# What is asked:
[1] For the FAST_IPSEC post, state whether each statement below agrees with it. Answer yes or no, and quote the deciding words of the post exactly.
(a) The post says that Beverly Schwartz's analysis of the problem drew no replies.
(b) According to the post, both fragments of the ESP packet reach the other end of the tunnel.
(c) The post says that fragmented pings sent outside an IPSEC tunnel also fail to get out.
[2] Quote everything in the FAST_IPSEC post from "Does anyone have" down to "ICMP fragmentation needed.".

# Selected text:

_____

Discussion:
FAST_IPSEC doesn't send ICMP frag needed
(too old to reply)
Dave Huang
2013-12-20 04:26:42 UTC
Permalink
It appears that (FAST_)IPSEC doesn't send ICMP fragmentation needed
when it gets a Don't Fragment packet that needs to be fragmented
because of encapsulation overhead. Beverly Schwartz posted an analysis
of the problem last year
<http://mail-index.netbsd.org/tech-net/2012/10/16/msg003674.html>, but
nobody said anything :(

Does anyone have thoughts about the proposed fix in that message? My
IPSEC tunnel isn't working right, probably due to AT&T lossage--
AFAICT, fragmented packets aren't making it out... tcpdump on my end
of the tunnel shows an ESP packet fragmented into two pieces being
sent out. However, only the first fragment makes it to the other end
of the tunnel; the second one is nowhere to be seen. Fragmented pings
(not in an IPSEC tunnel) aren't making it out either. I'd like to work
around it by not sending fragmented packets, but PMTUD is broken
because NetBSD isn't sending ICMP fragmentation needed.

_____

Records contained in a dataset:

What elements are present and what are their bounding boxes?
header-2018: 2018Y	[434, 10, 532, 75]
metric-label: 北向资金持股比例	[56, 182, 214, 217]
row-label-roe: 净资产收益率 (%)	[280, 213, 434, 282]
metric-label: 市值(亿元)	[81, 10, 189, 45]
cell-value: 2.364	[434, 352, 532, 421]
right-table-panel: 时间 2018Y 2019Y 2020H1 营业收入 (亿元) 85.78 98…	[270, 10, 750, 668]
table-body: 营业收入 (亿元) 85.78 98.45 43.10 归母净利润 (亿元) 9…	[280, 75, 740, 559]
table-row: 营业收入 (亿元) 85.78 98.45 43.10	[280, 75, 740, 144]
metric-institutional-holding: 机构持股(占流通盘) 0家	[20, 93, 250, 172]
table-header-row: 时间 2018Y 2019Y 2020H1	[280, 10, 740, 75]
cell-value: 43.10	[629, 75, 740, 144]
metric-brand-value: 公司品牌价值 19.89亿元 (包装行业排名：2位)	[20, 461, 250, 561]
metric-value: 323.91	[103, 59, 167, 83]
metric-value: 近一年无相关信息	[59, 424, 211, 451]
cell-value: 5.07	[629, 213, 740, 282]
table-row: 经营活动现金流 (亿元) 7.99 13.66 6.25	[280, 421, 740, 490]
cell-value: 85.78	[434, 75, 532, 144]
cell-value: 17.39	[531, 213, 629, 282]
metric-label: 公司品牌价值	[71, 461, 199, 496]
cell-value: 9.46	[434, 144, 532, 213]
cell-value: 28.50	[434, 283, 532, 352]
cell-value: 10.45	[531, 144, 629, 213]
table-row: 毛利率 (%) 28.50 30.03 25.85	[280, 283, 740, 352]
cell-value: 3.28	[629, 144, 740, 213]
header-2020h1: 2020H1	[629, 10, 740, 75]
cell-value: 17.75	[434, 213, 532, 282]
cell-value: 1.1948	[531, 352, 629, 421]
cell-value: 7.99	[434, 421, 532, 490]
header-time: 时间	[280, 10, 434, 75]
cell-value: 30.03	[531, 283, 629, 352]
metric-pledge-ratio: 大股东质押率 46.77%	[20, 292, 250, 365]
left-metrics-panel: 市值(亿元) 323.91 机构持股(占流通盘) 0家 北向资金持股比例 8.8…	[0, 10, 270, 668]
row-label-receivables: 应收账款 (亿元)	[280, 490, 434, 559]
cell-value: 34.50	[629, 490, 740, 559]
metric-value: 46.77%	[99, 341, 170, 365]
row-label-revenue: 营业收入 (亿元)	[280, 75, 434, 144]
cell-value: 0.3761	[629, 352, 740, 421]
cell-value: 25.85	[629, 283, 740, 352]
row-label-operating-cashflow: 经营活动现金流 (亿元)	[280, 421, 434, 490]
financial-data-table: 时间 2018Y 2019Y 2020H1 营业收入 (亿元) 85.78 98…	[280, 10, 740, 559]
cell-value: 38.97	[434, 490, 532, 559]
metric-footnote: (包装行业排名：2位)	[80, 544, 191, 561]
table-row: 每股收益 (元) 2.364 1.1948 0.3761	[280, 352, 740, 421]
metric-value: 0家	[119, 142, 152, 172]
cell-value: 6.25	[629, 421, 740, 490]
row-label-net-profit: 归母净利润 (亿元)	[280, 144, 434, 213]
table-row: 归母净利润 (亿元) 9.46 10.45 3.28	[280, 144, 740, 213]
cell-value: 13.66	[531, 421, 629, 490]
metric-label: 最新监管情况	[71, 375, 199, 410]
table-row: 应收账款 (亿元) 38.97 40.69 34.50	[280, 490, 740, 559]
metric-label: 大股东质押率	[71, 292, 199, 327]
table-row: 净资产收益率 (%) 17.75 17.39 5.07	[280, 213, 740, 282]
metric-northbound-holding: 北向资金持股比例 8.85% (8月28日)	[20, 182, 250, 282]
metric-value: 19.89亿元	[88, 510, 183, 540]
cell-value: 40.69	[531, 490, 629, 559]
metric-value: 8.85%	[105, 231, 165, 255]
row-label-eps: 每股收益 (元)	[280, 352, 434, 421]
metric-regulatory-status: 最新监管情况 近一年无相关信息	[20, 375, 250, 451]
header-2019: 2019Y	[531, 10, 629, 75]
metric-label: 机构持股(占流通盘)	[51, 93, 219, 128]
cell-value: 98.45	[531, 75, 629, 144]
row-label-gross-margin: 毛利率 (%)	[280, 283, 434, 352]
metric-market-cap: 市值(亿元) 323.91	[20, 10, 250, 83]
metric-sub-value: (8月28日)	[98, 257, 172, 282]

_____

# Final results:
[1]
(a) Yes: "but nobody said anything :("
(b) No: "only the first fragment makes it to the other end of the tunnel"
(c) Yes: "Fragmented pings (not in an IPSEC tunnel) aren't making it out either."

[2]
Does anyone have thoughts about the proposed fix in that message? My
IPSEC tunnel isn't working right, probably due to AT&T lossage--
AFAICT, fragmented packets aren't making it out... tcpdump on my end
of the tunnel shows an ESP packet fragmented into two pieces being
sent out. However, only the first fragment makes it to the other end
of the tunnel; the second one is nowhere to be seen. Fragmented pings
(not in an IPSEC tunnel) aren't making it out either. I'd like to work
around it by not sending fragmented packets, but PMTUD is broken
because NetBSD isn't sending ICMP fragmentation needed.